Data provided start
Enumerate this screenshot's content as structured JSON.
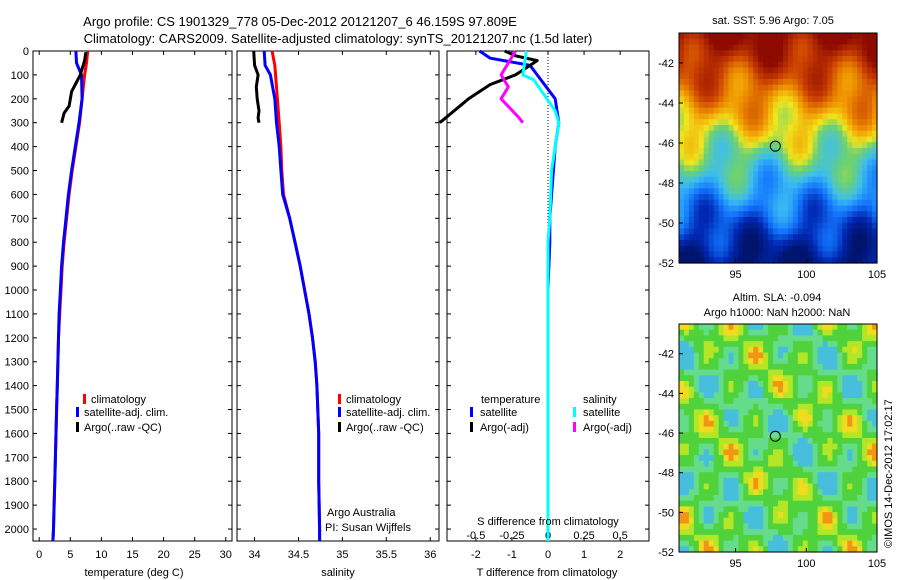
{
  "header": {
    "title_line1": "Argo profile: CS 1901329_778 05-Dec-2012 20121207_6 46.159S 97.809E",
    "title_line2": "Climatology: CARS2009. Satellite-adjusted climatology: synTS_20121207.nc (1.5d later)"
  },
  "colors": {
    "climatology": "#ff0000",
    "satellite": "#0000ff",
    "argo": "#000000",
    "satellite_salinity": "#00ffff",
    "argo_salinity": "#ff00ff"
  },
  "chart_data": [
    {
      "type": "line",
      "panel": "temperature",
      "xlabel": "temperature (deg C)",
      "xlim": [
        -1,
        31
      ],
      "xticks": [
        0,
        5,
        10,
        15,
        20,
        25,
        30
      ],
      "xtick_labels": [
        "0",
        "5",
        "10",
        "15",
        "20",
        "25",
        "30"
      ],
      "ylim": [
        2050,
        0
      ],
      "yticks": [
        0,
        100,
        200,
        300,
        400,
        500,
        600,
        700,
        800,
        900,
        1000,
        1100,
        1200,
        1300,
        1400,
        1500,
        1600,
        1700,
        1800,
        1900,
        2000
      ],
      "legend": [
        "climatology",
        "satellite-adj. clim.",
        "Argo(..raw -QC)"
      ],
      "series": [
        {
          "name": "climatology",
          "color": "#ff0000",
          "points": [
            [
              7.8,
              0
            ],
            [
              7.6,
              50
            ],
            [
              7.3,
              100
            ],
            [
              6.9,
              200
            ],
            [
              6.5,
              300
            ],
            [
              5.9,
              400
            ],
            [
              5.3,
              500
            ],
            [
              4.8,
              600
            ],
            [
              4.4,
              700
            ],
            [
              4.0,
              800
            ],
            [
              3.7,
              900
            ],
            [
              3.5,
              1000
            ],
            [
              3.3,
              1100
            ],
            [
              3.1,
              1200
            ],
            [
              3.0,
              1300
            ],
            [
              2.9,
              1400
            ],
            [
              2.8,
              1500
            ],
            [
              2.7,
              1600
            ],
            [
              2.6,
              1700
            ],
            [
              2.5,
              1800
            ],
            [
              2.4,
              1900
            ],
            [
              2.3,
              2000
            ],
            [
              2.2,
              2050
            ]
          ]
        },
        {
          "name": "satellite-adj. clim.",
          "color": "#0000ff",
          "points": [
            [
              5.9,
              0
            ],
            [
              6.0,
              50
            ],
            [
              6.8,
              100
            ],
            [
              6.9,
              200
            ],
            [
              6.4,
              300
            ],
            [
              5.8,
              400
            ],
            [
              5.2,
              500
            ],
            [
              4.7,
              600
            ],
            [
              4.3,
              700
            ],
            [
              3.9,
              800
            ],
            [
              3.6,
              900
            ],
            [
              3.4,
              1000
            ],
            [
              3.2,
              1100
            ],
            [
              3.1,
              1200
            ],
            [
              3.0,
              1300
            ],
            [
              2.9,
              1400
            ],
            [
              2.8,
              1500
            ],
            [
              2.7,
              1600
            ],
            [
              2.6,
              1700
            ],
            [
              2.5,
              1800
            ],
            [
              2.4,
              1900
            ],
            [
              2.3,
              2000
            ],
            [
              2.2,
              2050
            ]
          ]
        },
        {
          "name": "Argo(..raw -QC)",
          "color": "#000000",
          "points": [
            [
              7.5,
              5
            ],
            [
              7.3,
              40
            ],
            [
              6.6,
              100
            ],
            [
              5.8,
              140
            ],
            [
              5.2,
              170
            ],
            [
              4.8,
              230
            ],
            [
              4.0,
              260
            ],
            [
              3.6,
              300
            ]
          ]
        }
      ]
    },
    {
      "type": "line",
      "panel": "salinity",
      "xlabel": "salinity",
      "xlim": [
        33.8,
        36.1
      ],
      "xticks": [
        34,
        34.5,
        35,
        35.5,
        36
      ],
      "xtick_labels": [
        "34",
        "34.5",
        "35",
        "35.5",
        "36"
      ],
      "ylim": [
        2050,
        0
      ],
      "legend": [
        "climatology",
        "satellite-adj. clim.",
        "Argo(..raw -QC)"
      ],
      "annotations": [
        "Argo Australia",
        "PI: Susan Wijffels"
      ],
      "series": [
        {
          "name": "climatology",
          "color": "#ff0000",
          "points": [
            [
              34.2,
              0
            ],
            [
              34.23,
              60
            ],
            [
              34.25,
              150
            ],
            [
              34.27,
              250
            ],
            [
              34.28,
              300
            ],
            [
              34.3,
              400
            ],
            [
              34.31,
              500
            ],
            [
              34.33,
              600
            ],
            [
              34.4,
              700
            ],
            [
              34.46,
              800
            ],
            [
              34.52,
              900
            ],
            [
              34.57,
              1000
            ],
            [
              34.62,
              1100
            ],
            [
              34.66,
              1200
            ],
            [
              34.69,
              1300
            ],
            [
              34.71,
              1400
            ],
            [
              34.72,
              1500
            ],
            [
              34.73,
              1600
            ],
            [
              34.73,
              1800
            ],
            [
              34.74,
              2000
            ],
            [
              34.74,
              2050
            ]
          ]
        },
        {
          "name": "satellite-adj. clim.",
          "color": "#0000ff",
          "points": [
            [
              34.11,
              0
            ],
            [
              34.12,
              60
            ],
            [
              34.18,
              100
            ],
            [
              34.23,
              200
            ],
            [
              34.25,
              300
            ],
            [
              34.28,
              400
            ],
            [
              34.3,
              500
            ],
            [
              34.32,
              600
            ],
            [
              34.4,
              700
            ],
            [
              34.46,
              800
            ],
            [
              34.52,
              900
            ],
            [
              34.57,
              1000
            ],
            [
              34.62,
              1100
            ],
            [
              34.66,
              1200
            ],
            [
              34.69,
              1300
            ],
            [
              34.71,
              1400
            ],
            [
              34.72,
              1500
            ],
            [
              34.73,
              1600
            ],
            [
              34.73,
              1800
            ],
            [
              34.74,
              2000
            ],
            [
              34.74,
              2050
            ]
          ]
        },
        {
          "name": "Argo(..raw -QC)",
          "color": "#000000",
          "points": [
            [
              33.99,
              0
            ],
            [
              34.0,
              60
            ],
            [
              34.04,
              100
            ],
            [
              34.02,
              150
            ],
            [
              34.03,
              200
            ],
            [
              34.05,
              250
            ],
            [
              34.04,
              280
            ],
            [
              34.05,
              300
            ]
          ]
        }
      ]
    },
    {
      "type": "line",
      "panel": "difference",
      "xlabel": "T difference from climatology",
      "xlabel_top": "S difference from climatology",
      "xlim": [
        -2.8,
        2.8
      ],
      "xticks": [
        -2,
        -1,
        0,
        1,
        2
      ],
      "xtick_labels": [
        "-2",
        "-1",
        "0",
        "1",
        "2"
      ],
      "xticks_top": [
        -2,
        -1,
        0,
        1,
        2
      ],
      "xtick_labels_top": [
        "-0.5",
        "-0.25",
        "0",
        "0.25",
        "0.5"
      ],
      "ylim": [
        2050,
        0
      ],
      "legend_headers": [
        "temperature",
        "salinity"
      ],
      "legend": [
        "satellite",
        "Argo(-adj)",
        "satellite",
        "Argo(-adj)"
      ],
      "series": [
        {
          "name": "satellite",
          "color": "#0000ff",
          "points": [
            [
              -1.9,
              0
            ],
            [
              -1.6,
              30
            ],
            [
              -0.5,
              60
            ],
            [
              -0.3,
              100
            ],
            [
              0.2,
              200
            ],
            [
              0.3,
              300
            ],
            [
              0.2,
              400
            ],
            [
              0.15,
              500
            ],
            [
              0.1,
              600
            ],
            [
              0.05,
              700
            ],
            [
              0.05,
              800
            ],
            [
              0,
              1000
            ],
            [
              0,
              2000
            ],
            [
              0,
              2050
            ]
          ]
        },
        {
          "name": "Argo(-adj)",
          "color": "#000000",
          "points": [
            [
              -1.2,
              0
            ],
            [
              -0.9,
              20
            ],
            [
              -0.3,
              40
            ],
            [
              -0.6,
              70
            ],
            [
              -0.9,
              100
            ],
            [
              -1.6,
              140
            ],
            [
              -2.2,
              200
            ],
            [
              -3.0,
              300
            ]
          ]
        },
        {
          "name": "satellite",
          "color": "#00ffff",
          "points": [
            [
              -0.6,
              0
            ],
            [
              -0.7,
              100
            ],
            [
              -0.4,
              120
            ],
            [
              0.2,
              250
            ],
            [
              0.3,
              300
            ],
            [
              0.2,
              400
            ],
            [
              0.1,
              500
            ],
            [
              0.05,
              700
            ],
            [
              0,
              800
            ],
            [
              0,
              2050
            ]
          ]
        },
        {
          "name": "Argo(-adj)",
          "color": "#ff00ff",
          "points": [
            [
              -0.9,
              0
            ],
            [
              -1.3,
              100
            ],
            [
              -1.1,
              150
            ],
            [
              -1.3,
              200
            ],
            [
              -0.8,
              280
            ],
            [
              -0.7,
              300
            ]
          ]
        }
      ]
    },
    {
      "type": "heatmap",
      "panel": "sst-map",
      "title": "sat. SST: 5.96 Argo: 7.05",
      "xlim": [
        91,
        105
      ],
      "ylim": [
        -52,
        -40.5
      ],
      "xticks": [
        95,
        100,
        105
      ],
      "yticks": [
        -42,
        -44,
        -46,
        -48,
        -50,
        -52
      ],
      "marker": {
        "lon": 97.809,
        "lat": -46.159
      }
    },
    {
      "type": "heatmap",
      "panel": "sla-map",
      "title_line1": "Altim. SLA: -0.094",
      "title_line2": "Argo h1000: NaN h2000: NaN",
      "xlim": [
        91,
        105
      ],
      "ylim": [
        -52,
        -40.5
      ],
      "xticks": [
        95,
        100,
        105
      ],
      "yticks": [
        -42,
        -44,
        -46,
        -48,
        -50,
        -52
      ],
      "marker": {
        "lon": 97.809,
        "lat": -46.159
      }
    }
  ],
  "footer": {
    "stamp": "©IMOS 14-Dec-2012 17:02:17"
  }
}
Data provided end
Show each line holding the word "from".

      "xlabel": "T difference from climatology",
      "xlabel_top": "S difference from climatology",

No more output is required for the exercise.